### WORK TASK
Within the data beneath, some lines may hold the word "activated". Give the number of those lines and nothing else.

*** Opening of DATA TO PROCESS ***

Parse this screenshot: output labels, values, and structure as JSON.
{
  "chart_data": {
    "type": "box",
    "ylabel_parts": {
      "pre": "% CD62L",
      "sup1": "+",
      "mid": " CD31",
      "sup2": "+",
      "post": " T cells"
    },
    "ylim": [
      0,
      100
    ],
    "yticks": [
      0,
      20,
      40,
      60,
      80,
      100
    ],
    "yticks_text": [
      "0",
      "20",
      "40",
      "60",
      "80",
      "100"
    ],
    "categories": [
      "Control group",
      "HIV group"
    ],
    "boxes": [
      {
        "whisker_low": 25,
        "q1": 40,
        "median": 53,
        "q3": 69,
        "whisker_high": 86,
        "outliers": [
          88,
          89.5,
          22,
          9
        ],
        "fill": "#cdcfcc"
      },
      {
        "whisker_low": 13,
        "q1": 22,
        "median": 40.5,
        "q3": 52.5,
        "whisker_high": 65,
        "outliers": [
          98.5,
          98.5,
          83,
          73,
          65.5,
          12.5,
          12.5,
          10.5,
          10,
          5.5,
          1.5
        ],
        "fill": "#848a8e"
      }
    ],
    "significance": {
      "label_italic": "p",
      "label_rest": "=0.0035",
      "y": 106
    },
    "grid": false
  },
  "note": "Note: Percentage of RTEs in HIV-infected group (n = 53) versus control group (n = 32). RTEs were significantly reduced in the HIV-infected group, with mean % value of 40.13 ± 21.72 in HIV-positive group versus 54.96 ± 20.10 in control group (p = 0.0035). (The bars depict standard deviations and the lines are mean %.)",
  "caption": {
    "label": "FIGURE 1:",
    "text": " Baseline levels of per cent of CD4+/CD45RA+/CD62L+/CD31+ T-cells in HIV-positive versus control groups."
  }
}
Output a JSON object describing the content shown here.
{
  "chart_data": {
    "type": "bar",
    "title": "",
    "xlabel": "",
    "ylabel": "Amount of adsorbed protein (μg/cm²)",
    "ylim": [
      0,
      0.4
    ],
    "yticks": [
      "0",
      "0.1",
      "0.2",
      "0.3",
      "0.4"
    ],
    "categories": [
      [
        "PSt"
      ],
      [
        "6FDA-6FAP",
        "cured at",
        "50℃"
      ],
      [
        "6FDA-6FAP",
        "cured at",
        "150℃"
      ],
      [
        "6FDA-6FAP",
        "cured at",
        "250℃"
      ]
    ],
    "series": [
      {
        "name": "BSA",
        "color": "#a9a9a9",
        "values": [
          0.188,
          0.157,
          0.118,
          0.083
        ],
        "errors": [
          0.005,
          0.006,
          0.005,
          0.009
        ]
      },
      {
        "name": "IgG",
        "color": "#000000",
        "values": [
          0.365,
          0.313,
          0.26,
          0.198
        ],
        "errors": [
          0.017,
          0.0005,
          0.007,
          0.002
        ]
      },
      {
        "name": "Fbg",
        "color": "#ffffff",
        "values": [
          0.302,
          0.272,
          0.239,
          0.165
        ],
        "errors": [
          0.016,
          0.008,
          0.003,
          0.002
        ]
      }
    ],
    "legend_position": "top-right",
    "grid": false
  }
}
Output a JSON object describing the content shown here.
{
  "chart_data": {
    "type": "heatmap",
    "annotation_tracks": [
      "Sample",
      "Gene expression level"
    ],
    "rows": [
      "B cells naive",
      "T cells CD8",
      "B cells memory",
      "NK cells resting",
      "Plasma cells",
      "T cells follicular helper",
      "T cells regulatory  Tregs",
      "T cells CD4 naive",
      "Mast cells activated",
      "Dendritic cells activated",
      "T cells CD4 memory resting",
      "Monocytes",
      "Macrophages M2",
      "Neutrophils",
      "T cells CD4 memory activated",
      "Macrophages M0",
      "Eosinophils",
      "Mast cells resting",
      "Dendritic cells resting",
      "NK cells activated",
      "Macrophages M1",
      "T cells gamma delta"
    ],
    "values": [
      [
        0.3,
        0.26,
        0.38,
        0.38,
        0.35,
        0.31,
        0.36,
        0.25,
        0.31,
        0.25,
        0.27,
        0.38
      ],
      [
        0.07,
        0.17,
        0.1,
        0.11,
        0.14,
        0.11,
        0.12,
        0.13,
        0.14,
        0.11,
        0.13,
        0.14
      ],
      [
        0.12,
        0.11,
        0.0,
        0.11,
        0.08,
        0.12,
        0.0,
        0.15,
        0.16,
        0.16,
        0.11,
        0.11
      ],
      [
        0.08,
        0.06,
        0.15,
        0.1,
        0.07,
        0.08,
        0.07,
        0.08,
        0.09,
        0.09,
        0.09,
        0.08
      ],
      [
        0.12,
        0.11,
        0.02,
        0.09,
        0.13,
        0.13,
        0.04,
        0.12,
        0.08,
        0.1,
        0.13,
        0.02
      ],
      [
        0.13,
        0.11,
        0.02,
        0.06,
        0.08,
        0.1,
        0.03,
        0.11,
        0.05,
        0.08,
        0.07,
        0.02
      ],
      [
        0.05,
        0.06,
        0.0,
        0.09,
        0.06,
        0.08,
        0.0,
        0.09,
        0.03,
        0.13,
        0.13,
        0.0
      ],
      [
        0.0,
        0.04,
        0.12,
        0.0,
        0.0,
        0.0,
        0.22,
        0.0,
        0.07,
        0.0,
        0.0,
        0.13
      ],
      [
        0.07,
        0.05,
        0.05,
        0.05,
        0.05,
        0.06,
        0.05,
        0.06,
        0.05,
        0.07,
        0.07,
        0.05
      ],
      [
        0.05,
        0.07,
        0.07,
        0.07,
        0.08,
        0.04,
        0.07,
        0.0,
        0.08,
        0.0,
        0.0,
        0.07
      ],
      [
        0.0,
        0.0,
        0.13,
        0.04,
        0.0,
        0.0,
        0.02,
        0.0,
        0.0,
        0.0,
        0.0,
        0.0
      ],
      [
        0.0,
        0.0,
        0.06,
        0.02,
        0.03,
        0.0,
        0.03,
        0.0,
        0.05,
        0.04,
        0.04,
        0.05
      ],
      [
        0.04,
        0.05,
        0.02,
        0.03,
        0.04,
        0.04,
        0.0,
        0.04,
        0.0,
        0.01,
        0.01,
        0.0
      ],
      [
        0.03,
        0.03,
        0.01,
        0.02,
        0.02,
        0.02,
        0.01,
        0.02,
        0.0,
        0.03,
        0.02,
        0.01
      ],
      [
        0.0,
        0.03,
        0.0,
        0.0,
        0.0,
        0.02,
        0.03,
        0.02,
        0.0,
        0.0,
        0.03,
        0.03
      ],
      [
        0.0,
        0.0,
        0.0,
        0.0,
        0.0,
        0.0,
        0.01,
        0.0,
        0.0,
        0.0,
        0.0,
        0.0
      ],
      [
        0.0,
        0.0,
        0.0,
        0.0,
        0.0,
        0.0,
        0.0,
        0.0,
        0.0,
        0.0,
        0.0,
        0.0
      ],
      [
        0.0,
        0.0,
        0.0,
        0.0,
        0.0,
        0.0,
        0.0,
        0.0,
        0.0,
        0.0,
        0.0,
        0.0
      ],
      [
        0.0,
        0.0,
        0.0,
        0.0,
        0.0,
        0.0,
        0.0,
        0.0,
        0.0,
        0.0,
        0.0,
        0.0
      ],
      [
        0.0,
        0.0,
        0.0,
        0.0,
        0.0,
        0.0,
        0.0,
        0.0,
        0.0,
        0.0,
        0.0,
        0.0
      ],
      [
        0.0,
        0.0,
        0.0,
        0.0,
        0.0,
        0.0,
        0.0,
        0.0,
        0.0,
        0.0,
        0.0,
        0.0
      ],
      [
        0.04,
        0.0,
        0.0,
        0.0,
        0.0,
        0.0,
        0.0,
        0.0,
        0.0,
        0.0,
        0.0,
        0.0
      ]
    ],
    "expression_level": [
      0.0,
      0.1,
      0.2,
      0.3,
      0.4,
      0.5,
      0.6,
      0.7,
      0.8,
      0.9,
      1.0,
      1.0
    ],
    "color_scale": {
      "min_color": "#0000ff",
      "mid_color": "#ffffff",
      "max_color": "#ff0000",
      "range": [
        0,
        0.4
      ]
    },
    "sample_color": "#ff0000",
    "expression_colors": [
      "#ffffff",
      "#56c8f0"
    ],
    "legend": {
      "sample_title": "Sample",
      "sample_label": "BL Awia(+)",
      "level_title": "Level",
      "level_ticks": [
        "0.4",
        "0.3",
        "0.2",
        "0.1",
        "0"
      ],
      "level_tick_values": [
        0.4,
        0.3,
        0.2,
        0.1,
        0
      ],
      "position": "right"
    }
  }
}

*** Close of DATA TO PROCESS ***

### EXERCISE OUTPUT
4